EXERCISE
From the entries, copy out every line in which the word "oseltamivir" is found.

RECORD EXTRACTS
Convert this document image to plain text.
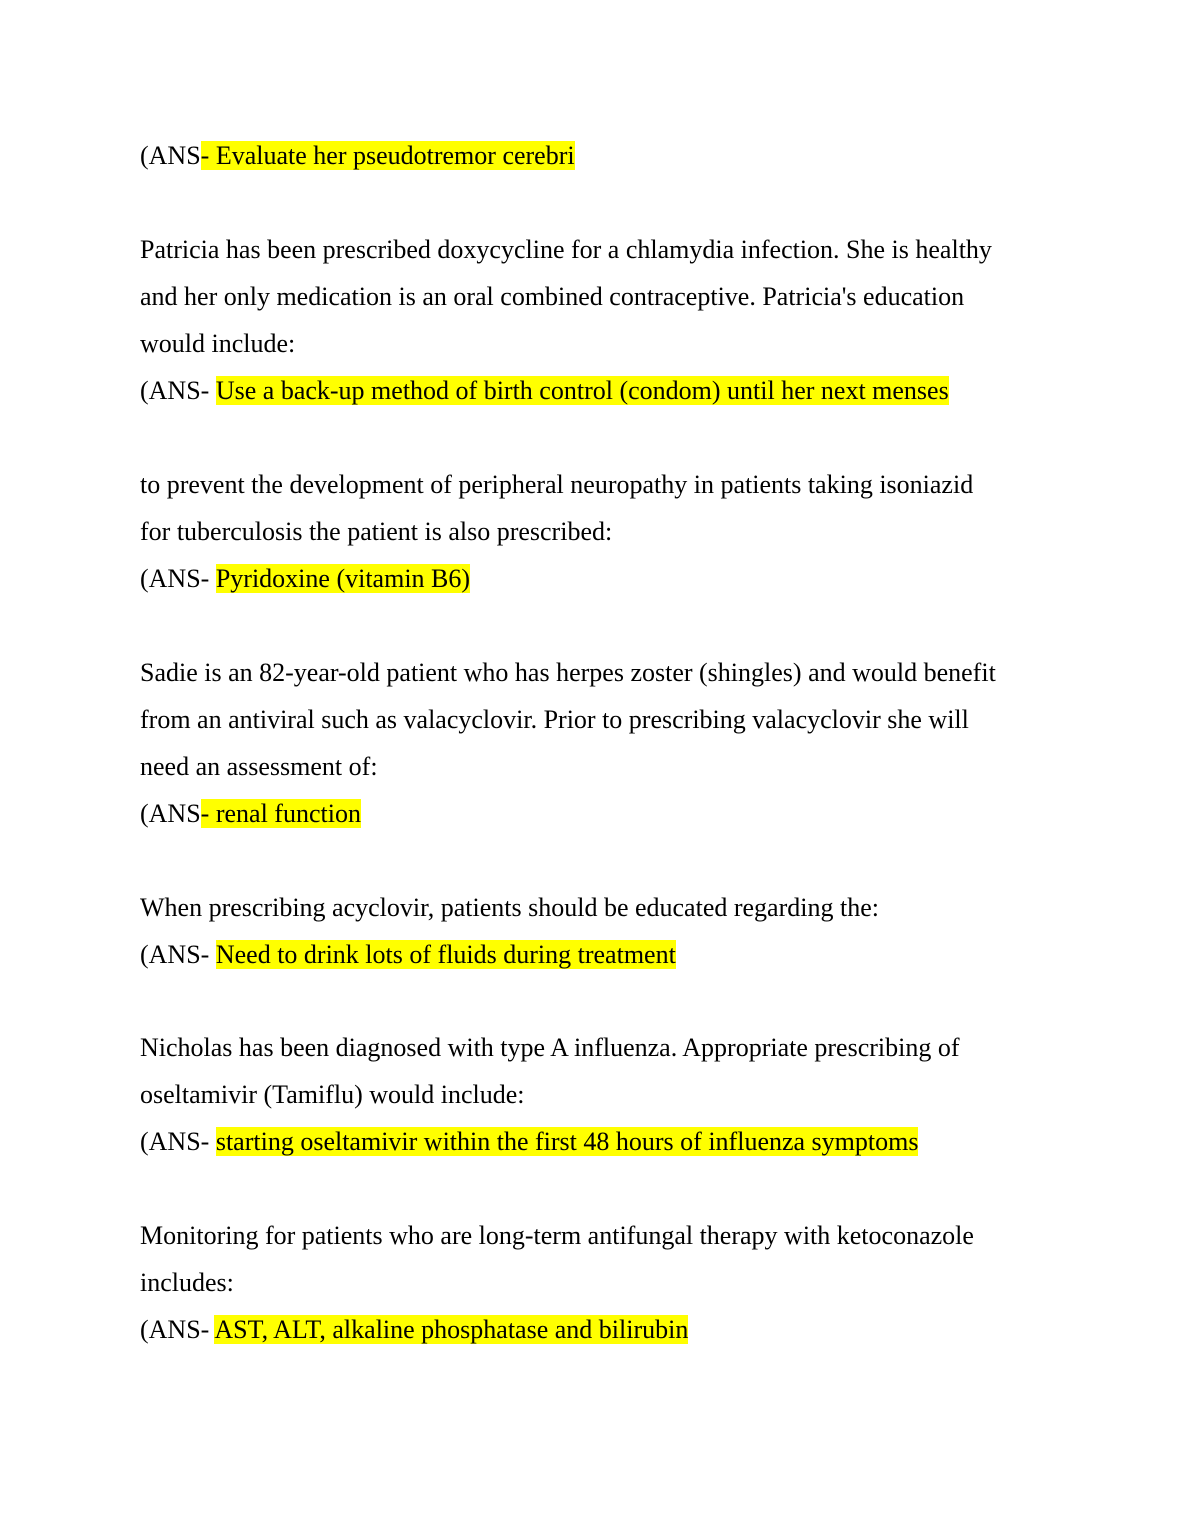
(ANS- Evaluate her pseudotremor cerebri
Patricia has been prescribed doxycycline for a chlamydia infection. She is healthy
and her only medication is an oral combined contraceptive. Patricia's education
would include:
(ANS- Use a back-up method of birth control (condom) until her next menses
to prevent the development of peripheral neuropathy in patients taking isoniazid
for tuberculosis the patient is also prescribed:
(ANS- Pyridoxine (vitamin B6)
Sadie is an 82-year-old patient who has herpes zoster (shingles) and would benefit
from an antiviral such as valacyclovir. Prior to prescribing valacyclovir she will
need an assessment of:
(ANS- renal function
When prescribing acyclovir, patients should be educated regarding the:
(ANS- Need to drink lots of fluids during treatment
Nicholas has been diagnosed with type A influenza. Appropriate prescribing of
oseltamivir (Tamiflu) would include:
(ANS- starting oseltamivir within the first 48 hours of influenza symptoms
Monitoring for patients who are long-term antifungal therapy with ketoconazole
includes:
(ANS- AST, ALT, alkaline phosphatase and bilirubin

RESULT OF THIS TASK
oseltamivir (Tamiflu) would include:
(ANS- starting oseltamivir within the first 48 hours of influenza symptoms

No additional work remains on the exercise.